• _Work instructions_: Each line below must be set down exactly; omit any image you find.

• _Provided material_:
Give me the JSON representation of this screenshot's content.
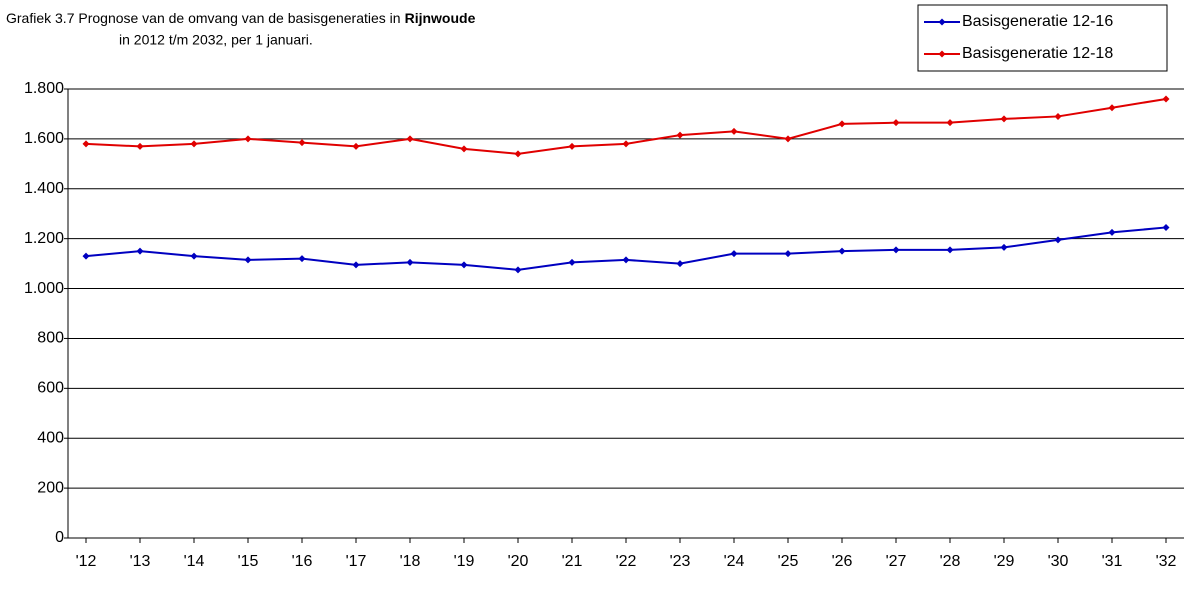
{
  "chart_data": {
    "type": "line",
    "title_prefix": "Grafiek 3.7 Prognose van de omvang van de basisgeneraties in",
    "title_bold": "Rijnwoude",
    "title_line2": "in 2012 t/m 2032, per 1 januari.",
    "categories": [
      "'12",
      "'13",
      "'14",
      "'15",
      "'16",
      "'17",
      "'18",
      "'19",
      "'20",
      "'21",
      "'22",
      "'23",
      "'24",
      "'25",
      "'26",
      "'27",
      "'28",
      "'29",
      "'30",
      "'31",
      "'32"
    ],
    "series": [
      {
        "name": "Basisgeneratie 12-16",
        "color": "#0000c0",
        "values": [
          1130,
          1150,
          1130,
          1115,
          1120,
          1095,
          1105,
          1095,
          1075,
          1105,
          1115,
          1100,
          1140,
          1140,
          1150,
          1155,
          1155,
          1165,
          1195,
          1225,
          1245
        ]
      },
      {
        "name": "Basisgeneratie 12-18",
        "color": "#e00000",
        "values": [
          1580,
          1570,
          1580,
          1600,
          1585,
          1570,
          1600,
          1560,
          1540,
          1570,
          1580,
          1615,
          1630,
          1600,
          1660,
          1665,
          1665,
          1680,
          1690,
          1725,
          1760
        ]
      }
    ],
    "ylim": [
      0,
      1800
    ],
    "yticks": [
      0,
      200,
      400,
      600,
      800,
      {
        "value": 1000,
        "label": "1.000"
      },
      {
        "value": 1200,
        "label": "1.200"
      },
      {
        "value": 1400,
        "label": "1.400"
      },
      {
        "value": 1600,
        "label": "1.600"
      },
      {
        "value": 1800,
        "label": "1.800"
      }
    ],
    "grid": true,
    "legend": "top-right"
  }
}
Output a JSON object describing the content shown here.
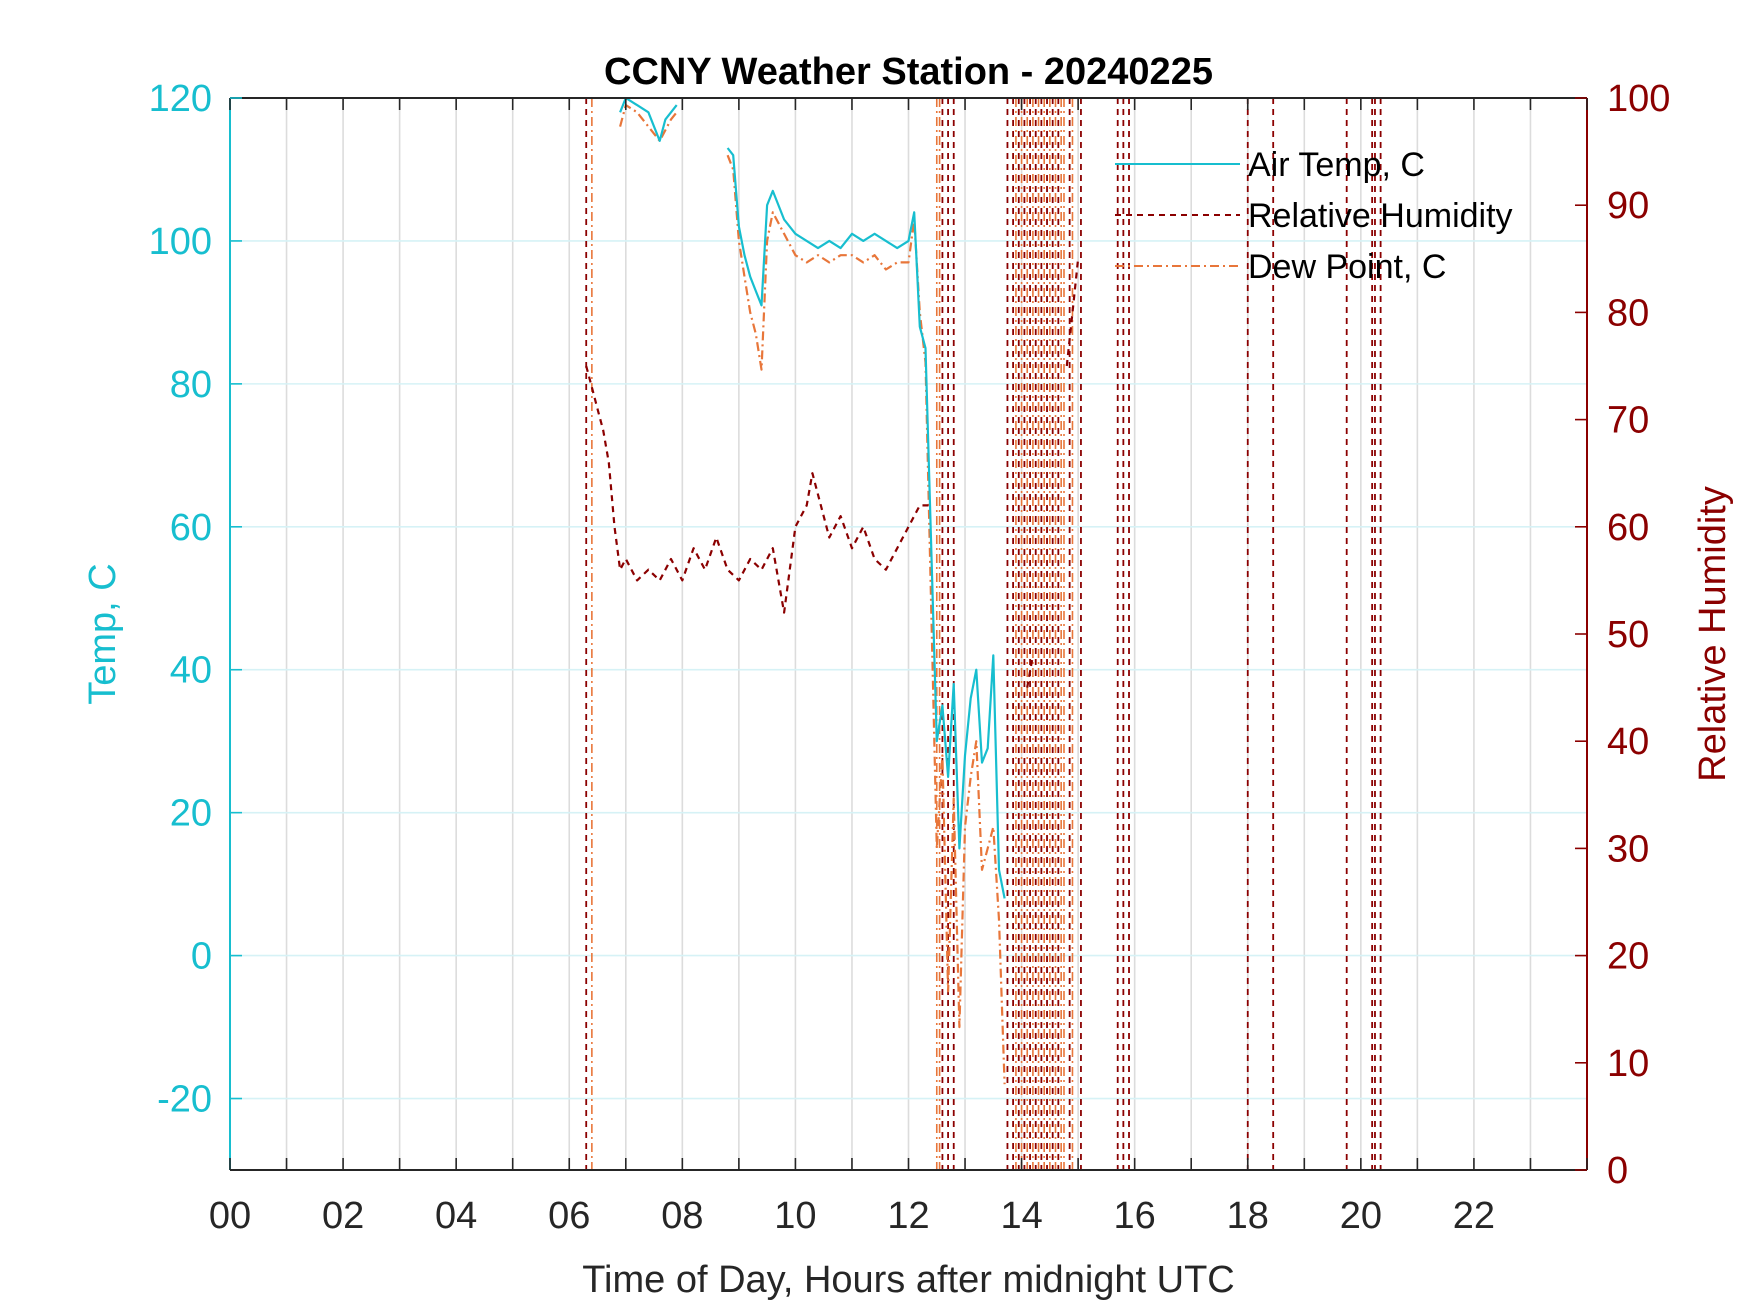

• _Exercise output_:
Give me the JSON representation of this screenshot's content.
{
  "chart_data": {
    "type": "line",
    "title_prefix": "Grafiek 3.7 Prognose van de omvang van de basisgeneraties in",
    "title_bold": "Rijnwoude",
    "title_line2": "in 2012 t/m 2032, per 1 januari.",
    "categories": [
      "'12",
      "'13",
      "'14",
      "'15",
      "'16",
      "'17",
      "'18",
      "'19",
      "'20",
      "'21",
      "'22",
      "'23",
      "'24",
      "'25",
      "'26",
      "'27",
      "'28",
      "'29",
      "'30",
      "'31",
      "'32"
    ],
    "series": [
      {
        "name": "Basisgeneratie 12-16",
        "color": "#0000c0",
        "values": [
          1130,
          1150,
          1130,
          1115,
          1120,
          1095,
          1105,
          1095,
          1075,
          1105,
          1115,
          1100,
          1140,
          1140,
          1150,
          1155,
          1155,
          1165,
          1195,
          1225,
          1245
        ]
      },
      {
        "name": "Basisgeneratie 12-18",
        "color": "#e00000",
        "values": [
          1580,
          1570,
          1580,
          1600,
          1585,
          1570,
          1600,
          1560,
          1540,
          1570,
          1580,
          1615,
          1630,
          1600,
          1660,
          1665,
          1665,
          1680,
          1690,
          1725,
          1760
        ]
      }
    ],
    "ylim": [
      0,
      1800
    ],
    "yticks": [
      0,
      200,
      400,
      600,
      800,
      {
        "value": 1000,
        "label": "1.000"
      },
      {
        "value": 1200,
        "label": "1.200"
      },
      {
        "value": 1400,
        "label": "1.400"
      },
      {
        "value": 1600,
        "label": "1.600"
      },
      {
        "value": 1800,
        "label": "1.800"
      }
    ],
    "grid": true,
    "legend": "top-right"
  }
}
Output a JSON object describing the content shown here.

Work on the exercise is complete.